→ Objective: Identify the lines holding "British" and copy them.

[Figure record extracts]
^^^^^^^^^^^^^^^^

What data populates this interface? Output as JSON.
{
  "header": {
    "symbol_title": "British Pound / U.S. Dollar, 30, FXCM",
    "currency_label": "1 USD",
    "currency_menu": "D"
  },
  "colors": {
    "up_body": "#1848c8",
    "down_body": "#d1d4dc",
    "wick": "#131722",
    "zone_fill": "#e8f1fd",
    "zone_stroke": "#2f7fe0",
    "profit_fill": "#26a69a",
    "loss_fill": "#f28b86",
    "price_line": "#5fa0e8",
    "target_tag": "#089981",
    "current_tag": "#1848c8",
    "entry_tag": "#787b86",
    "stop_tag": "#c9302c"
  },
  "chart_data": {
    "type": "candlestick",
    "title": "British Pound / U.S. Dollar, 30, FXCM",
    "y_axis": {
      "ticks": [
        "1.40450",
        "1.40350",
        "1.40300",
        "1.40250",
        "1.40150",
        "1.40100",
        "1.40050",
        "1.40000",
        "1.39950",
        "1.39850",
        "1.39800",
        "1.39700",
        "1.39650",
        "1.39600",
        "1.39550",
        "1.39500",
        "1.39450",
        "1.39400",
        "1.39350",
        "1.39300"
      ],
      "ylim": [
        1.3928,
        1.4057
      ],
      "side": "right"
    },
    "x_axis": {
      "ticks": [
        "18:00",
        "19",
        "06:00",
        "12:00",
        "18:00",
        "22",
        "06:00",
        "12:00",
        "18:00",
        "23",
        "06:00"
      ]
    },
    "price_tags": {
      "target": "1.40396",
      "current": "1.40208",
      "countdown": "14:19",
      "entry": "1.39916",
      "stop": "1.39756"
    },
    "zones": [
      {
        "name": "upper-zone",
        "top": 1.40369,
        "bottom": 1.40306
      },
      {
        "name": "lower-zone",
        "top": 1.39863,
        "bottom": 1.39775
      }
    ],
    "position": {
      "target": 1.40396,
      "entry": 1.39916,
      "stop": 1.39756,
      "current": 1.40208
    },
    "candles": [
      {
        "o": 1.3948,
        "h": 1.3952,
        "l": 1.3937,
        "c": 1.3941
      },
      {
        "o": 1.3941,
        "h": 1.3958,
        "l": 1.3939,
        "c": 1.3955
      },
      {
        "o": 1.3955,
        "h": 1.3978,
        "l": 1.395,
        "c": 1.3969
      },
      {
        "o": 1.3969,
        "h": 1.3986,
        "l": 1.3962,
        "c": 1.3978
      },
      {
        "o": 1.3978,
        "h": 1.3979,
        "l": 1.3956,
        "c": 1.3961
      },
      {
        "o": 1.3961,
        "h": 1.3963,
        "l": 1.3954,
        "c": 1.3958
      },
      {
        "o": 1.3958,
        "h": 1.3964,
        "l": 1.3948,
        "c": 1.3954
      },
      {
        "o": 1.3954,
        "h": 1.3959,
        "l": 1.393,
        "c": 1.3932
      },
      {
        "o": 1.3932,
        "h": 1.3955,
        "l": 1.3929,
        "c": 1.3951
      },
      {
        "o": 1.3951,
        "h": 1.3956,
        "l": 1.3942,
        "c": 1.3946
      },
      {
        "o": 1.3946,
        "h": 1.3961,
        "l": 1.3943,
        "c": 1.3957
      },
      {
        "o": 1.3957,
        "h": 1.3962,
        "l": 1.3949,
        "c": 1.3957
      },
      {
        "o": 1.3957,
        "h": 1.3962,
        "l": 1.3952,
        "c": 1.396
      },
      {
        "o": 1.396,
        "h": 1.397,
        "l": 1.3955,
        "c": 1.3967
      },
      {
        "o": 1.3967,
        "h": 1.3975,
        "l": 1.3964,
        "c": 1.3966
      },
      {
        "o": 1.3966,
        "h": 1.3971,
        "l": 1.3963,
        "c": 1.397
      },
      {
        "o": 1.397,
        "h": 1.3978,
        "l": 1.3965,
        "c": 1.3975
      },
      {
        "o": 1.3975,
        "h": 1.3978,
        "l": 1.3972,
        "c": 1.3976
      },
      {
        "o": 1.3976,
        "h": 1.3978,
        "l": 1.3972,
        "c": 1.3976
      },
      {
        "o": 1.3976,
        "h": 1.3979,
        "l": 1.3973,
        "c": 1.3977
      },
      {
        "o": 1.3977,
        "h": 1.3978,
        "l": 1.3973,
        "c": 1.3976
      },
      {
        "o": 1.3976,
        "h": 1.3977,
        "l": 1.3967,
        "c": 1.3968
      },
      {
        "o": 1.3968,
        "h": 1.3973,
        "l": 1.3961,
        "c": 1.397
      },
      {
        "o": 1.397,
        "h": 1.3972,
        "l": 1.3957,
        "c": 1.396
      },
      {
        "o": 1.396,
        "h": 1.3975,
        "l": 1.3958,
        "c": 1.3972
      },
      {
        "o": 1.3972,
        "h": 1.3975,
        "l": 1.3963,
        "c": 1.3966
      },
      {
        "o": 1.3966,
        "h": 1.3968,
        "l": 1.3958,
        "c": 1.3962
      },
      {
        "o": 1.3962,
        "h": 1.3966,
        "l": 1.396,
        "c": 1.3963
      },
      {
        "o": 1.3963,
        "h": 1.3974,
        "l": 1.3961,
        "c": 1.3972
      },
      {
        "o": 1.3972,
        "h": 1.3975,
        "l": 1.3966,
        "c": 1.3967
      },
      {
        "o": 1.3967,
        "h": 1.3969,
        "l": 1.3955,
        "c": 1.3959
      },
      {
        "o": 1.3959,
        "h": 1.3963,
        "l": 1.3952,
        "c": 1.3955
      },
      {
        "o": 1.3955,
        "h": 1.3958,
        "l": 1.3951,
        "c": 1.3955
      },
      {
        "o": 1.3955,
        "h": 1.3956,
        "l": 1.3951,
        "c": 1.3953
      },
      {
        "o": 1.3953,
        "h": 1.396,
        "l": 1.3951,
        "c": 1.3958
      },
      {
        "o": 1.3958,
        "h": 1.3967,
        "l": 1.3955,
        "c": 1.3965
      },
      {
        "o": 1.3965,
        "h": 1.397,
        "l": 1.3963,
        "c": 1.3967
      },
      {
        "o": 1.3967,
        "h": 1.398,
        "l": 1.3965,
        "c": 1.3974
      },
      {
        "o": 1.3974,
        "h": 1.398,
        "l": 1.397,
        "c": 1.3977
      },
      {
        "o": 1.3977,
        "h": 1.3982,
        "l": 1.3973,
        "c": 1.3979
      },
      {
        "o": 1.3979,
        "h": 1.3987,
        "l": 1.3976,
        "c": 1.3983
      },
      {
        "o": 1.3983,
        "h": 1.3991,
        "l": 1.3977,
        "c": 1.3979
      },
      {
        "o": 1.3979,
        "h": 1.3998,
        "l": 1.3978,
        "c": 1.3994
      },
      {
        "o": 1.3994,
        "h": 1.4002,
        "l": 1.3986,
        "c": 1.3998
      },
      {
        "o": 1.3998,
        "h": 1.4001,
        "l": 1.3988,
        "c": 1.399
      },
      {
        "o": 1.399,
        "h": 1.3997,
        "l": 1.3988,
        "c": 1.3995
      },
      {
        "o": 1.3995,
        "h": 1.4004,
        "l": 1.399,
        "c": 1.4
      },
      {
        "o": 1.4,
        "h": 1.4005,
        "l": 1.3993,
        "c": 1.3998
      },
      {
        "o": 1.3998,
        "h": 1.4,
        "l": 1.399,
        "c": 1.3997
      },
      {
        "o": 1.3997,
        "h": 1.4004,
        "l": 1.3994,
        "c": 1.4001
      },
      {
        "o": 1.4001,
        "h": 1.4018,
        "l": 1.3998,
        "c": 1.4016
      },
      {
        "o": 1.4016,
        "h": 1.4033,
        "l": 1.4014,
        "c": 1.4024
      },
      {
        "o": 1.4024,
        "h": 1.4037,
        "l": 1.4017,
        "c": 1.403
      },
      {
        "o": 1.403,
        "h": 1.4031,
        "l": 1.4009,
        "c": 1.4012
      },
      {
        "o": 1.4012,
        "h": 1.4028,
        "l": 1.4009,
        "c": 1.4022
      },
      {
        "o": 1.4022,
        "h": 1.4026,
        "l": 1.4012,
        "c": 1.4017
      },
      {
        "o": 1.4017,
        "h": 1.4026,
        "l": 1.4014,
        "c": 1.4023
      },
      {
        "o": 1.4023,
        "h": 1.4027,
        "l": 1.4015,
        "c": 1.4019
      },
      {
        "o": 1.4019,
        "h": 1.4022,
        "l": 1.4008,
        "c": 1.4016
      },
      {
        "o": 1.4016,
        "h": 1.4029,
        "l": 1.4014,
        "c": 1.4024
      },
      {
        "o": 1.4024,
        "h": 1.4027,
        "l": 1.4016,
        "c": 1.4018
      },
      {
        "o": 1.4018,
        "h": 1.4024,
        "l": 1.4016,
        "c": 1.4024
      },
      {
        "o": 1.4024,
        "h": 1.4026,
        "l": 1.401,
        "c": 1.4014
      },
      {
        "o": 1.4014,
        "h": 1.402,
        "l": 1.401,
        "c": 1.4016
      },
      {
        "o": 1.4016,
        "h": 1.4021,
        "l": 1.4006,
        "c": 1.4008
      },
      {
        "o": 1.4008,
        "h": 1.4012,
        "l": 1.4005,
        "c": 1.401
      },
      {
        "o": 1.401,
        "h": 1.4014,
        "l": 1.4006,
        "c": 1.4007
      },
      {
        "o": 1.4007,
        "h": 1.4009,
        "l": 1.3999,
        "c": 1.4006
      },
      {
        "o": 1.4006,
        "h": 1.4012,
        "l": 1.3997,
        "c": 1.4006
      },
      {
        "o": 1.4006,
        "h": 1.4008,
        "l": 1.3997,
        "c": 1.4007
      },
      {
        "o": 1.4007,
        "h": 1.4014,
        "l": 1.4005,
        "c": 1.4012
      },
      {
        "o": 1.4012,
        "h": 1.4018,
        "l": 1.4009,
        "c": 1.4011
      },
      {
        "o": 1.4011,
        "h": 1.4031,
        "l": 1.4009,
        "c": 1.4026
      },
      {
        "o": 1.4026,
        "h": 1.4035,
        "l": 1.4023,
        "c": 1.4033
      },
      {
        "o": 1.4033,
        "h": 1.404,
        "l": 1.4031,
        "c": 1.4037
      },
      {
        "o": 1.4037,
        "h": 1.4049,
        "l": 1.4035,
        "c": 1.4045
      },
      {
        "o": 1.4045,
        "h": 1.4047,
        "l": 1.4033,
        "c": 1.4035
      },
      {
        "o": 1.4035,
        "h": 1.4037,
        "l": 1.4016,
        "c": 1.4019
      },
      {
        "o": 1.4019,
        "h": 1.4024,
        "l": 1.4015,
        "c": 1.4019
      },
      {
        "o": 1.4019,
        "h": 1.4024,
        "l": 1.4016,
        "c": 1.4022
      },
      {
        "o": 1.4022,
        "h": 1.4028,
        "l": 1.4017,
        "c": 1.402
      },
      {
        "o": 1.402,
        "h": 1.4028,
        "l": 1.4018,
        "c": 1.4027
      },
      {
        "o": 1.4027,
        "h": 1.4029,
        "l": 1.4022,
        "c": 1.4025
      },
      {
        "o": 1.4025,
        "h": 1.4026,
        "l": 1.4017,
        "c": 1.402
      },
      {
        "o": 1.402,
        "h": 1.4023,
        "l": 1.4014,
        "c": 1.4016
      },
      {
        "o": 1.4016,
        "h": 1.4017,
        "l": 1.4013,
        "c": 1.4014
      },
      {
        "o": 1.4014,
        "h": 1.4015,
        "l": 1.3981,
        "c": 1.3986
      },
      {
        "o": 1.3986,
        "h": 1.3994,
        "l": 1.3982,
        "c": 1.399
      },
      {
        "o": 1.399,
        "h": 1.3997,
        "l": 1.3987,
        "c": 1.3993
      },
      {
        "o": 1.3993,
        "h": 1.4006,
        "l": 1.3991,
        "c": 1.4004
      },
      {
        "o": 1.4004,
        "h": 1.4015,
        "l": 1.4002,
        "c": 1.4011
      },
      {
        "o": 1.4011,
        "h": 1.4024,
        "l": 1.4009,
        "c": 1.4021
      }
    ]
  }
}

^^^^^^^^^^^^^^^^

→ Finished answer:
    "symbol_title": "British Pound / U.S. Dollar, 30, FXCM",
    "title": "British Pound / U.S. Dollar, 30, FXCM",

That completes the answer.